_Given request_.
Answer these questions using the forum thread on the 1911 Compact:
1. In the opening post, whose hammer, sear, trigger and spring set does the poster say a previous owner had installed?
2. What model number did SA give for the pistol?
3. Has Baldy ever seen one of these pistols in person?

_Passage shown_.

■ ■ ■ ■ ■ ■ ■

# 1911 Compact



## rman (Sep 25, 2006)

I just bought a used SA Compact 1911 with no box, manual, etc. I don't have much info on this thing - apparently they don't make it any more. To me it looks like a Mil-Spec with a 4" barrel and a shortened butt like a Colt Officer's Model. It has a steel frame, matt finish and a 2 piece recoil spring guide. It's a heavy li'l thing and shoots good. A previous owner had a Wilson hammer, sear, trigger and spring set installed. Anyone else on the forum have one of these and if so can you give some history, opinions, etc?
Thanks - Tom


----------



## rman (Sep 25, 2006)

I guess I'll answer my own question. SA advised that it is a Model PB9501 and was manufactured in Oct of 1994. It is a Champion sized model - short butt with 6 round magazine, a 4" barrel and a steel frame. Apparently they were made in 2 basic configurations. Mine is made on the Mil-Spec platform. The 2 piece, full-lengh recoil spring guide has been adapted from other SA 1911 parts and did not come standard with the gun. It also has aftermarket hammer, trigger and sear, supposedly Wilson.


----------



## Baldy (Jun 21, 2006)

Hi Rman I wish I could have helped you but I never seen one in person. I have never handled one and know nothing about them. Good luck with yours.


----------



## rman (Sep 25, 2006)

Thanks Baldy - good to hear from you again. I've been so busy I've been laying off the forums for a while.


----------

■ ■ ■ ■ ■ ■ ■

_Entries_.

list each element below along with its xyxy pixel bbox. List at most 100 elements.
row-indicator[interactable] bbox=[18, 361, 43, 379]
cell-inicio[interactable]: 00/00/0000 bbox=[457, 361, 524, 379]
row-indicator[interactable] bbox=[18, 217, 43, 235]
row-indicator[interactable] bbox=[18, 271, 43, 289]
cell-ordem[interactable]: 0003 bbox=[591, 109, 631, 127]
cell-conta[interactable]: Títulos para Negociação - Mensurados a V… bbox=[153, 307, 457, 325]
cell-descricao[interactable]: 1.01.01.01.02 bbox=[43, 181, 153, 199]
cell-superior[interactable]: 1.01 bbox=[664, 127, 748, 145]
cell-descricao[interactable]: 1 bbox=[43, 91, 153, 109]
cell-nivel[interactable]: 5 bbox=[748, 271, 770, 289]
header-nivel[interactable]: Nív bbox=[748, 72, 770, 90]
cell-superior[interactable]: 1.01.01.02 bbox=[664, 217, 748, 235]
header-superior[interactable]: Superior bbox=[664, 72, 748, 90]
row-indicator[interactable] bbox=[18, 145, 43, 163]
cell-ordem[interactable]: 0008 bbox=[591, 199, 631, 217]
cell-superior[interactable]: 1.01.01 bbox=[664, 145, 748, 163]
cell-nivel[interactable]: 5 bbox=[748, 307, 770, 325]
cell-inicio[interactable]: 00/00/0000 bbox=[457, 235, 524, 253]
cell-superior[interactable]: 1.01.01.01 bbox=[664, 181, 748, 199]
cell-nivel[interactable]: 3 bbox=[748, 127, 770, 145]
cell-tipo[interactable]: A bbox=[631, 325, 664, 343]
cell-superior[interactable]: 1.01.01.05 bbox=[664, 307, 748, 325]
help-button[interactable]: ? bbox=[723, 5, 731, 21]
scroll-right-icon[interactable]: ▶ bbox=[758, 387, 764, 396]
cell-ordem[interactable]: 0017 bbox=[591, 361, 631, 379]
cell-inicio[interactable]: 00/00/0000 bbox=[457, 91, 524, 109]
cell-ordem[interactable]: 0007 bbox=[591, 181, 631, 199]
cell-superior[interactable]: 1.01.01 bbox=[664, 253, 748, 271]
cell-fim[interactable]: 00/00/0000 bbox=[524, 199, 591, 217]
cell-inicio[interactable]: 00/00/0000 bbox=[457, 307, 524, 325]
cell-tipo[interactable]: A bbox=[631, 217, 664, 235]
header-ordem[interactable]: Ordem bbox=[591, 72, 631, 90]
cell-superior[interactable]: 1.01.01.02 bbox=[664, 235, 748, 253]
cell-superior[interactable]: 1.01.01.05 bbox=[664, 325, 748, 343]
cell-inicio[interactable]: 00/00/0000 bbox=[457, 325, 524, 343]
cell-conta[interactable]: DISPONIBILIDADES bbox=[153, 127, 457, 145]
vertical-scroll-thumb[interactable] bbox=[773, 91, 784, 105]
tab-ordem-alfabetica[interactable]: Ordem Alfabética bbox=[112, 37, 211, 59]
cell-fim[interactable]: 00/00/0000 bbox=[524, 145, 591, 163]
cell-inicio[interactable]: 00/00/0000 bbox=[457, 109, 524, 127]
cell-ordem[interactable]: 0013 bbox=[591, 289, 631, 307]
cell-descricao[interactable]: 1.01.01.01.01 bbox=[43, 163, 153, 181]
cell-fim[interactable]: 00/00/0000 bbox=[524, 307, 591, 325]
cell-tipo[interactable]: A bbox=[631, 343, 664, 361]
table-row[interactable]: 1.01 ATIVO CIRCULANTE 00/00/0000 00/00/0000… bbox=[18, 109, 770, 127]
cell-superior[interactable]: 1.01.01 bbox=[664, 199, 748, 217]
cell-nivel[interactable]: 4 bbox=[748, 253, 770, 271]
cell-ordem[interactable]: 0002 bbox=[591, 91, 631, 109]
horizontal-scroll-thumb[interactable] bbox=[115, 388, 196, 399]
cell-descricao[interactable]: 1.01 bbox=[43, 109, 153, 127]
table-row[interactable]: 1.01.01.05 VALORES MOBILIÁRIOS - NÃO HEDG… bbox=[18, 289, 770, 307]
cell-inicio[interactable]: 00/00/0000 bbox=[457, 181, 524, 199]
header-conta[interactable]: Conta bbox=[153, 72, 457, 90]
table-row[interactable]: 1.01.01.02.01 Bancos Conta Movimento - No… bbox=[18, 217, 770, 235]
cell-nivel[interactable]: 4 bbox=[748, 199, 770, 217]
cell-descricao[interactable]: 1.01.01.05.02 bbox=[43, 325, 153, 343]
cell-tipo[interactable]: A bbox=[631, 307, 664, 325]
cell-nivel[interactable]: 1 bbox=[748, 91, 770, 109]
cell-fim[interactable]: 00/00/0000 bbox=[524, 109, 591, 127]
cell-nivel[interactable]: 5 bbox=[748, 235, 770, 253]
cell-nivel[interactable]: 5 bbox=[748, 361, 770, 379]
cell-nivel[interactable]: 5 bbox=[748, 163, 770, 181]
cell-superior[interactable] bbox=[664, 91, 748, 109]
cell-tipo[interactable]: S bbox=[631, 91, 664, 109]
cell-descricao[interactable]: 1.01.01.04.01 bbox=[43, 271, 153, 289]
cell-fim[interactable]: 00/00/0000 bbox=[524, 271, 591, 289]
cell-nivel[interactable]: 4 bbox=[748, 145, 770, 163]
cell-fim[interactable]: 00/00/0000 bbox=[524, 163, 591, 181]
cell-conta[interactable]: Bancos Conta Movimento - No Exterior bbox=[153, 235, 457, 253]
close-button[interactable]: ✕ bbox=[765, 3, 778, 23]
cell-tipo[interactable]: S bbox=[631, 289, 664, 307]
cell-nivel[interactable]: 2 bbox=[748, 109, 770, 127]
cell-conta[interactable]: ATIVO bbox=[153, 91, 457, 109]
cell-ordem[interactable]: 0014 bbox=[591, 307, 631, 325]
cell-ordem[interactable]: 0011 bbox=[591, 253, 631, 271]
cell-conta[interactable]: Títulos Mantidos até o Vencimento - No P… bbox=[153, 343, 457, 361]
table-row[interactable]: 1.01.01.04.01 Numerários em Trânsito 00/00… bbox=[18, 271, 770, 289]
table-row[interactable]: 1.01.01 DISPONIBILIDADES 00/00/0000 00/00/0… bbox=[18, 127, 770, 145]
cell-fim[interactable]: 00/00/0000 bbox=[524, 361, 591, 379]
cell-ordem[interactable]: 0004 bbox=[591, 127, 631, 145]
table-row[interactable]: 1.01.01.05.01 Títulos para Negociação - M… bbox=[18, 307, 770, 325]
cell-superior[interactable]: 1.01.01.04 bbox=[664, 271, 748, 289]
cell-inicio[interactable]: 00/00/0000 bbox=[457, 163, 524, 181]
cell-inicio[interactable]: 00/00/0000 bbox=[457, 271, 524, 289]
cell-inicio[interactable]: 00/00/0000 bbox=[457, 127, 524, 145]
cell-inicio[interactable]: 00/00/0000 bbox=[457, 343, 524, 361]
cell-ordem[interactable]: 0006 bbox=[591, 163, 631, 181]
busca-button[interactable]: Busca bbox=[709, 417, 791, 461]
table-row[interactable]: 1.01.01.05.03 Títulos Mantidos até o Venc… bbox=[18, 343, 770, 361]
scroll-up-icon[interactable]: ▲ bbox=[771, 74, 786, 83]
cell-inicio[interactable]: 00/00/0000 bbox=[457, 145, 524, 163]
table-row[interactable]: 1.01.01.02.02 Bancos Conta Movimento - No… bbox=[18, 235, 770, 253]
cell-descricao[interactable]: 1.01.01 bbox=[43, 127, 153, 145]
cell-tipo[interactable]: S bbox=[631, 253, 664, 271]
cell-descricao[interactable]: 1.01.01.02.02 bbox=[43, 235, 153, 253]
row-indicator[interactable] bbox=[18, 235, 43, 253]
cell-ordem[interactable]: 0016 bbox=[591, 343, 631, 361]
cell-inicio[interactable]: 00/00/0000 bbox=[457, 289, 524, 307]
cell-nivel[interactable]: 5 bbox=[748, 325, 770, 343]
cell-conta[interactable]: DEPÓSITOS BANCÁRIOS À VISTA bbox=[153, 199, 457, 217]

■ ■ ■ ■ ■ ■ ■

_Task answer_.
1. Wilson
2. PB9501
3. No